Exercise
Check each line of the listing below for the word "this" and say how many lines have it. Nothing else should be written.

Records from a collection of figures

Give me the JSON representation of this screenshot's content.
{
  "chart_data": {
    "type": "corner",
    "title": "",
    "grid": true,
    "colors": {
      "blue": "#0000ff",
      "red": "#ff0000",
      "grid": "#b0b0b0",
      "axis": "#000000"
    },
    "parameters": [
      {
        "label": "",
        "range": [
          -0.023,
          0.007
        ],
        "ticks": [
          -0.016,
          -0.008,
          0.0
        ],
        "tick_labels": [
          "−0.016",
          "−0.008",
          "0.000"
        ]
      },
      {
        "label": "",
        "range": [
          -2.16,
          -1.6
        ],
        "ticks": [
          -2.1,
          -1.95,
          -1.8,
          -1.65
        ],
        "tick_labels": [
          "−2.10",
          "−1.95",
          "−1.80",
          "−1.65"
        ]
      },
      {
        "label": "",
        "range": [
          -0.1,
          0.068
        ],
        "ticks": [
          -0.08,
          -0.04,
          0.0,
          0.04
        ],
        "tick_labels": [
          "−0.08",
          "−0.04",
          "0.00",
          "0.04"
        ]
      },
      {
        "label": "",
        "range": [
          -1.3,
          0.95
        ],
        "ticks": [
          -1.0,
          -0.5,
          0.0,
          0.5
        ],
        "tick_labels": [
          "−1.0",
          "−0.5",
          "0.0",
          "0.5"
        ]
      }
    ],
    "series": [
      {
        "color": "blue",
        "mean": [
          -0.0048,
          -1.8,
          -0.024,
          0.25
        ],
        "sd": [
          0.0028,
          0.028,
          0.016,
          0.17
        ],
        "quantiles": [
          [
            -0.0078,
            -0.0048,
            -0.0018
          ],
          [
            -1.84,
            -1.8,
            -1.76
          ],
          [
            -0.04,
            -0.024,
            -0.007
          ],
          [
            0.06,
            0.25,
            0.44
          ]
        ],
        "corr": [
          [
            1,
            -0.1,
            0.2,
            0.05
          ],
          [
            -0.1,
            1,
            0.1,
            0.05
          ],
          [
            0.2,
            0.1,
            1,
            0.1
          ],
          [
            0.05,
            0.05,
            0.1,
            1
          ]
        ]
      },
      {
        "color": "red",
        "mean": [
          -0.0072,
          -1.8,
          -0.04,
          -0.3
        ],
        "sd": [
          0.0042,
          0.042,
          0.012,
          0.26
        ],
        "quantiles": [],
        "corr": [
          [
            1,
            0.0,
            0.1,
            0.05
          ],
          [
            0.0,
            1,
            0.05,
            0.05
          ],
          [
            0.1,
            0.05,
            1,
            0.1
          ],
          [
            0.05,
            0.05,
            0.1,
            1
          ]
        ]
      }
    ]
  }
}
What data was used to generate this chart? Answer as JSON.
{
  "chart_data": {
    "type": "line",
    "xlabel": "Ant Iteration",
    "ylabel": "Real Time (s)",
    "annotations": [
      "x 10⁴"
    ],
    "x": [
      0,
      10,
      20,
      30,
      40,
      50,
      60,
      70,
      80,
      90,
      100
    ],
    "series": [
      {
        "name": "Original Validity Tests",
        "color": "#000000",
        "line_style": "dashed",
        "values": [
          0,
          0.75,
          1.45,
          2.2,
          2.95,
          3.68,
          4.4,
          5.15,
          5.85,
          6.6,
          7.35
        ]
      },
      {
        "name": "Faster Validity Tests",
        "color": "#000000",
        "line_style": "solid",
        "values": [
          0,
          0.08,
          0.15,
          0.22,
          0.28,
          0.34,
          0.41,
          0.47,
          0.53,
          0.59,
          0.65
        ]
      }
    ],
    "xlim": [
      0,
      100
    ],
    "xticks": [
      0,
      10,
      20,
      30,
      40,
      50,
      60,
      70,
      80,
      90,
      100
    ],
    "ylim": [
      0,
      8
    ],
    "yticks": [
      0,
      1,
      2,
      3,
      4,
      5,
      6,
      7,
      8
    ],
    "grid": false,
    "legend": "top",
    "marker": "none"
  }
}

Output of the task
2